* WHAT TO WORK ON:
Using the entries below, restate word for word only the lines from the one with "Give me a plain-text" to the final line, leaving the pictures out.

□ □ □ □

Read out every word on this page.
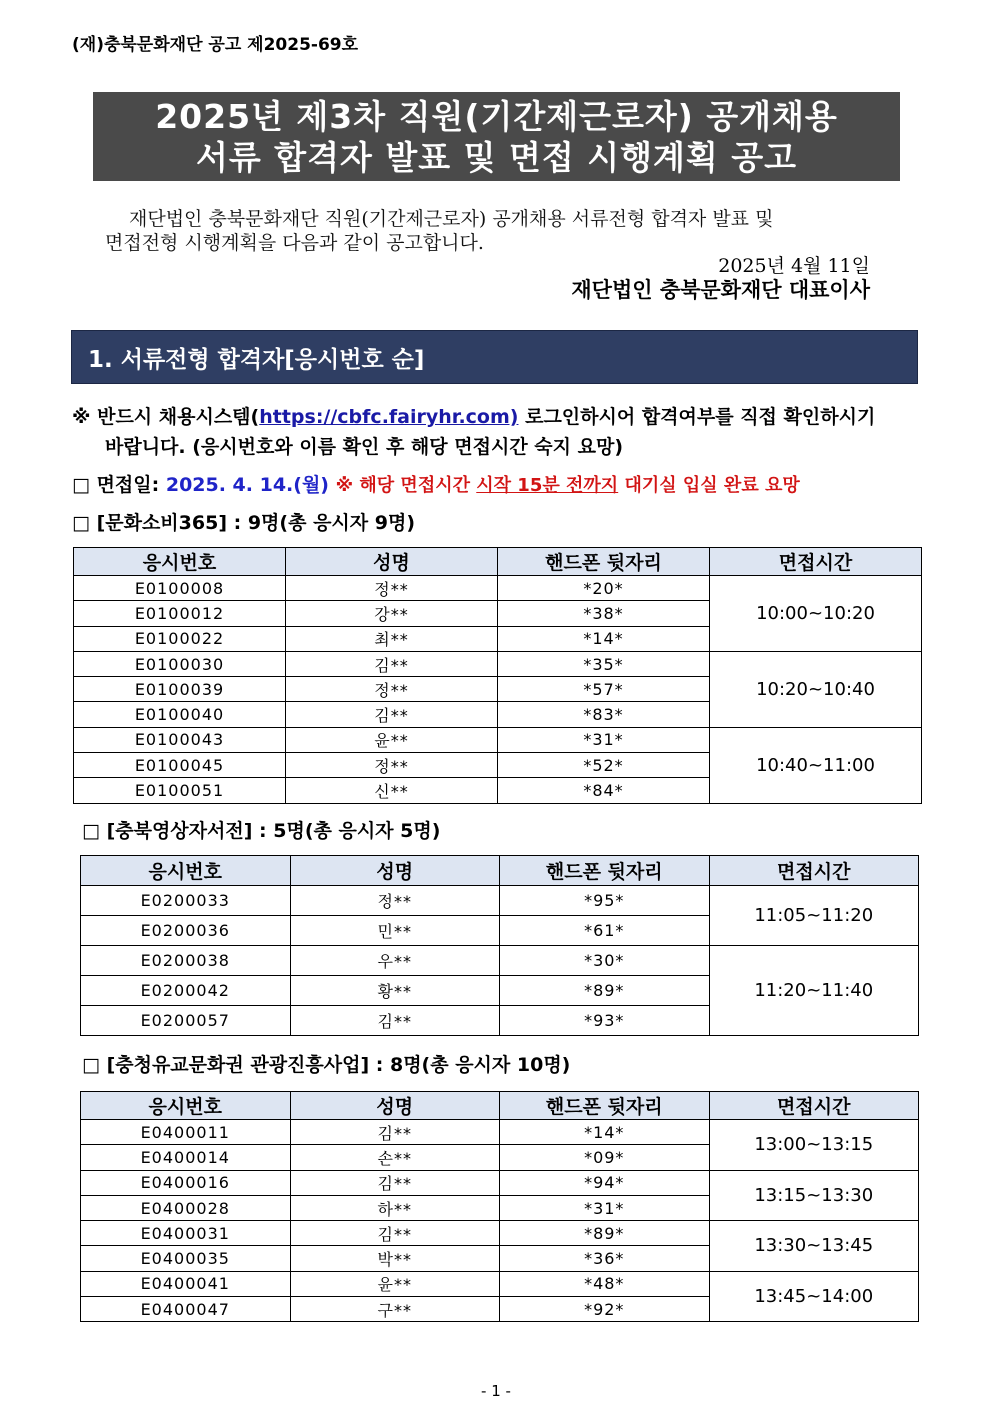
(재)충북문화재단 공고 제2025-69호
2025년 제3차 직원(기간제근로자) 공개채용
서류 합격자 발표 및 면접 시행계획 공고
재단법인 충북문화재단 직원(기간제근로자) 공개채용 서류전형 합격자 발표 및
면접전형 시행계획을 다음과 같이 공고합니다.
2025년 4월 11일
재단법인 충북문화재단 대표이사
1. 서류전형 합격자[응시번호 순]
※ 반드시 채용시스템(https://cbfc.fairyhr.com) 로그인하시어 합격여부를 직접 확인하시기
바랍니다. (응시번호와 이름 확인 후 해당 면접시간 숙지 요망)
□ 면접일: 2025. 4. 14.(월) ※ 해당 면접시간 시작 15분 전까지 대기실 입실 완료 요망
□ [문화소비365] : 9명(총 응시자 9명)
응시번호	성명	핸드폰 뒷자리	면접시간
E0100008	정**	*20*	10:00~10:20
E0100012	강**	*38*	
E0100022	최**	*14*	
E0100030	김**	*35*	10:20~10:40
E0100039	정**	*57*	
E0100040	김**	*83*	
E0100043	윤**	*31*	10:40~11:00
E0100045	정**	*52*	
E0100051	신**	*84*	
□ [충북영상자서전] : 5명(총 응시자 5명)
응시번호	성명	핸드폰 뒷자리	면접시간
E0200033	정**	*95*	11:05~11:20
E0200036	민**	*61*	
E0200038	우**	*30*	11:20~11:40
E0200042	황**	*89*	
E0200057	김**	*93*	
□ [충청유교문화권 관광진흥사업] : 8명(총 응시자 10명)
응시번호	성명	핸드폰 뒷자리	면접시간
E0400011	김**	*14*	13:00~13:15
E0400014	손**	*09*	
E0400016	김**	*94*	13:15~13:30
E0400028	하**	*31*	
E0400031	김**	*89*	13:30~13:45
E0400035	박**	*36*	
E0400041	윤**	*48*	13:45~14:00
E0400047	구**	*92*	
- 1 -
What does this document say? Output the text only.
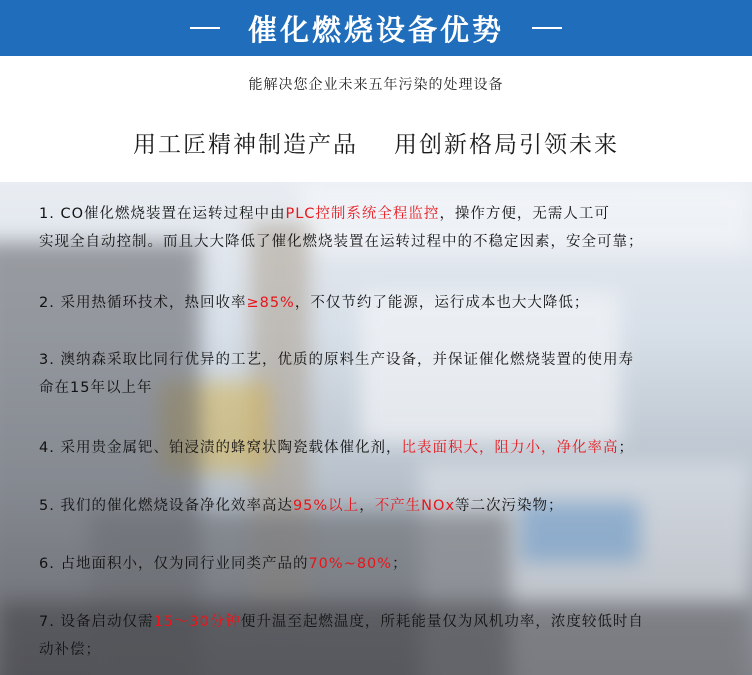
催化燃烧设备优势
能解决您企业未来五年污染的处理设备
用工匠精神制造产品 用创新格局引领未来
1. CO催化燃烧装置在运转过程中由PLC控制系统全程监控，操作方便，无需人工可
实现全自动控制。而且大大降低了催化燃烧装置在运转过程中的不稳定因素，安全可靠；
2. 采用热循环技术，热回收率≥85%，不仅节约了能源，运行成本也大大降低；
3. 澳纳森采取比同行优异的工艺，优质的原料生产设备，并保证催化燃烧装置的使用寿
命在15年以上年
4. 采用贵金属钯、铂浸渍的蜂窝状陶瓷载体催化剂，比表面积大，阻力小，净化率高；
5. 我们的催化燃烧设备净化效率高达95%以上，不产生NOx等二次污染物；
6. 占地面积小，仅为同行业同类产品的70%~80%；
7. 设备启动仅需15～30分钟便升温至起燃温度，所耗能量仅为风机功率，浓度较低时自
动补偿；
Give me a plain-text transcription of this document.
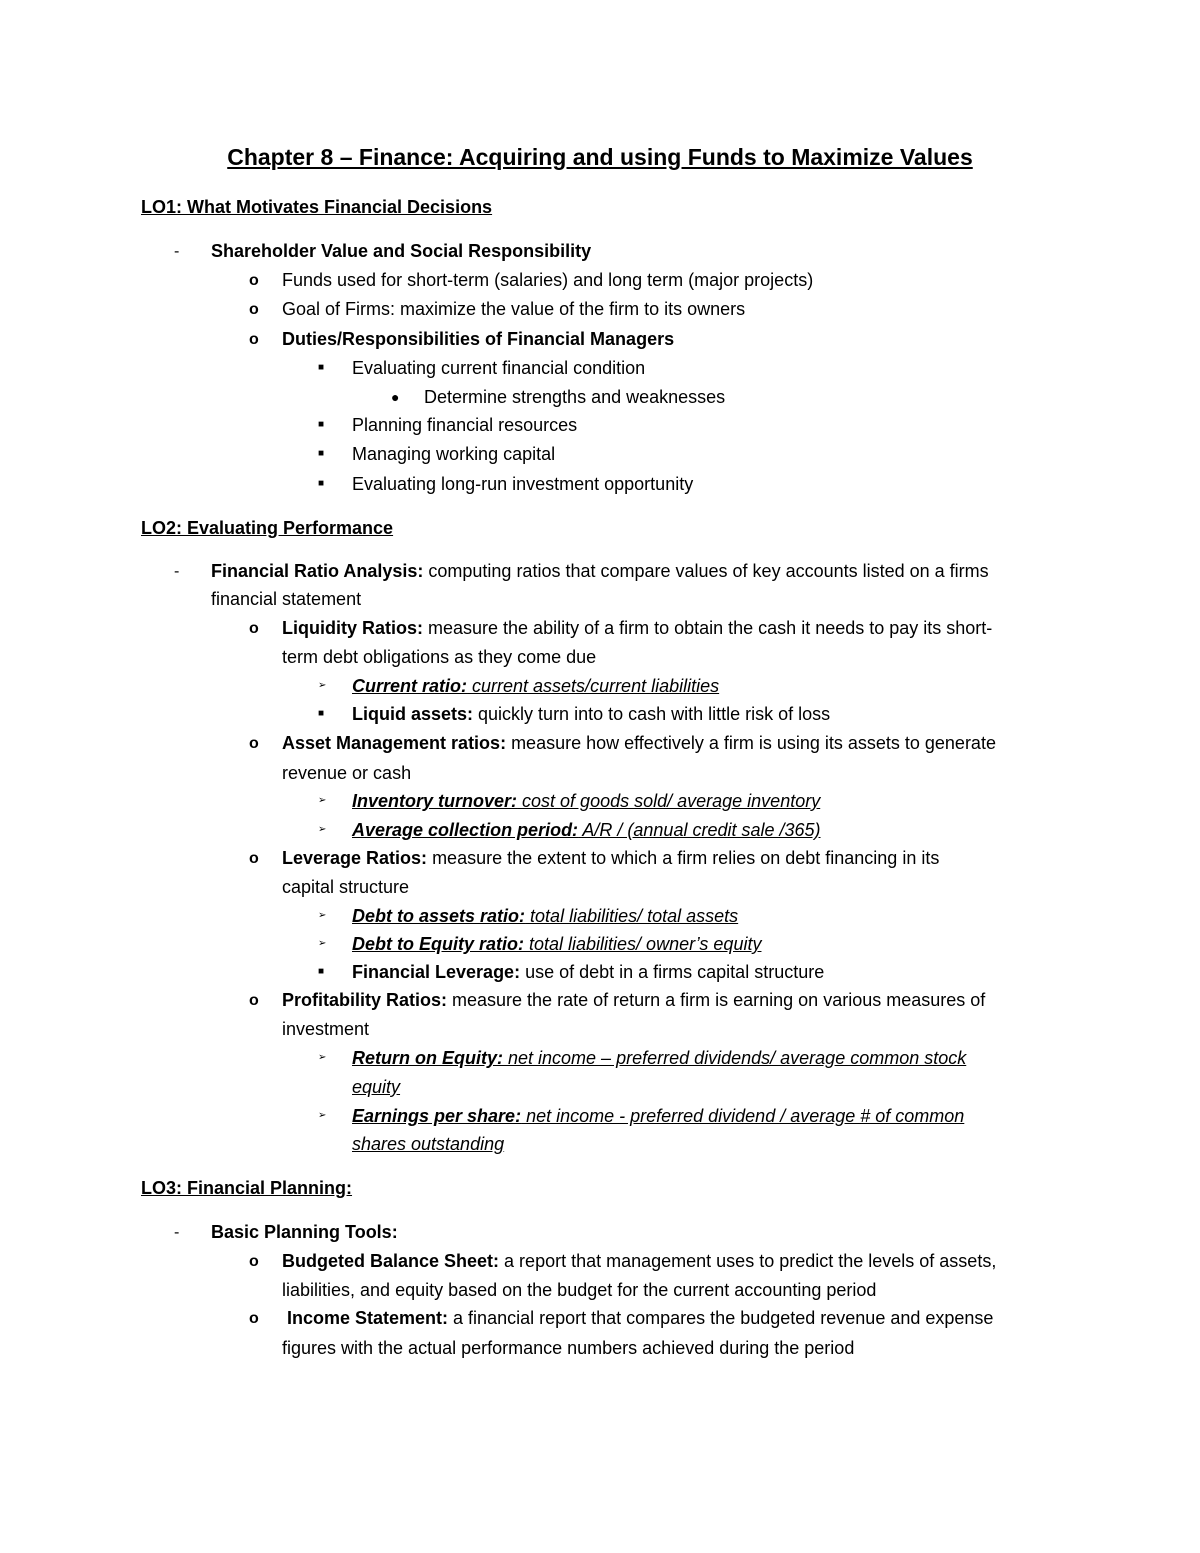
Chapter 8 – Finance: Acquiring and using Funds to Maximize Values
LO1: What Motivates Financial Decisions
- Shareholder Value and Social Responsibility
o Funds used for short-term (salaries) and long term (major projects)
o Goal of Firms: maximize the value of the firm to its owners
o Duties/Responsibilities of Financial Managers
■ Evaluating current financial condition
● Determine strengths and weaknesses
■ Planning financial resources
■ Managing working capital
■ Evaluating long-run investment opportunity
LO2: Evaluating Performance
- Financial Ratio Analysis: computing ratios that compare values of key accounts listed on a firms
financial statement
o Liquidity Ratios: measure the ability of a firm to obtain the cash it needs to pay its short-
term debt obligations as they come due
➢ Current ratio: current assets/current liabilities
■ Liquid assets: quickly turn into to cash with little risk of loss
o Asset Management ratios: measure how effectively a firm is using its assets to generate
revenue or cash
➢ Inventory turnover: cost of goods sold/ average inventory
➢ Average collection period: A/R / (annual credit sale /365)
o Leverage Ratios: measure the extent to which a firm relies on debt financing in its
capital structure
➢ Debt to assets ratio: total liabilities/ total assets
➢ Debt to Equity ratio: total liabilities/ owner’s equity
■ Financial Leverage: use of debt in a firms capital structure
o Profitability Ratios: measure the rate of return a firm is earning on various measures of
investment
➢ Return on Equity: net income – preferred dividends/ average common stock
equity
➢ Earnings per share: net income - preferred dividend / average # of common
shares outstanding
LO3: Financial Planning:
- Basic Planning Tools:
o Budgeted Balance Sheet: a report that management uses to predict the levels of assets,
liabilities, and equity based on the budget for the current accounting period
o Income Statement: a financial report that compares the budgeted revenue and expense
figures with the actual performance numbers achieved during the period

□ □ □ □

* OUTPUT FOR THIS TASK:
Give me a plain-text transcription of this document.
Chapter 8 – Finance: Acquiring and using Funds to Maximize Values
LO1: What Motivates Financial Decisions
- Shareholder Value and Social Responsibility
o Funds used for short-term (salaries) and long term (major projects)
o Goal of Firms: maximize the value of the firm to its owners
o Duties/Responsibilities of Financial Managers
■ Evaluating current financial condition
● Determine strengths and weaknesses
■ Planning financial resources
■ Managing working capital
■ Evaluating long-run investment opportunity
LO2: Evaluating Performance
- Financial Ratio Analysis: computing ratios that compare values of key accounts listed on a firms
financial statement
o Liquidity Ratios: measure the ability of a firm to obtain the cash it needs to pay its short-
term debt obligations as they come due
➢ Current ratio: current assets/current liabilities
■ Liquid assets: quickly turn into to cash with little risk of loss
o Asset Management ratios: measure how effectively a firm is using its assets to generate
revenue or cash
➢ Inventory turnover: cost of goods sold/ average inventory
➢ Average collection period: A/R / (annual credit sale /365)
o Leverage Ratios: measure the extent to which a firm relies on debt financing in its
capital structure
➢ Debt to assets ratio: total liabilities/ total assets
➢ Debt to Equity ratio: total liabilities/ owner’s equity
■ Financial Leverage: use of debt in a firms capital structure
o Profitability Ratios: measure the rate of return a firm is earning on various measures of
investment
➢ Return on Equity: net income – preferred dividends/ average common stock
equity
➢ Earnings per share: net income - preferred dividend / average # of common
shares outstanding
LO3: Financial Planning:
- Basic Planning Tools:
o Budgeted Balance Sheet: a report that management uses to predict the levels of assets,
liabilities, and equity based on the budget for the current accounting period
o Income Statement: a financial report that compares the budgeted revenue and expense
figures with the actual performance numbers achieved during the period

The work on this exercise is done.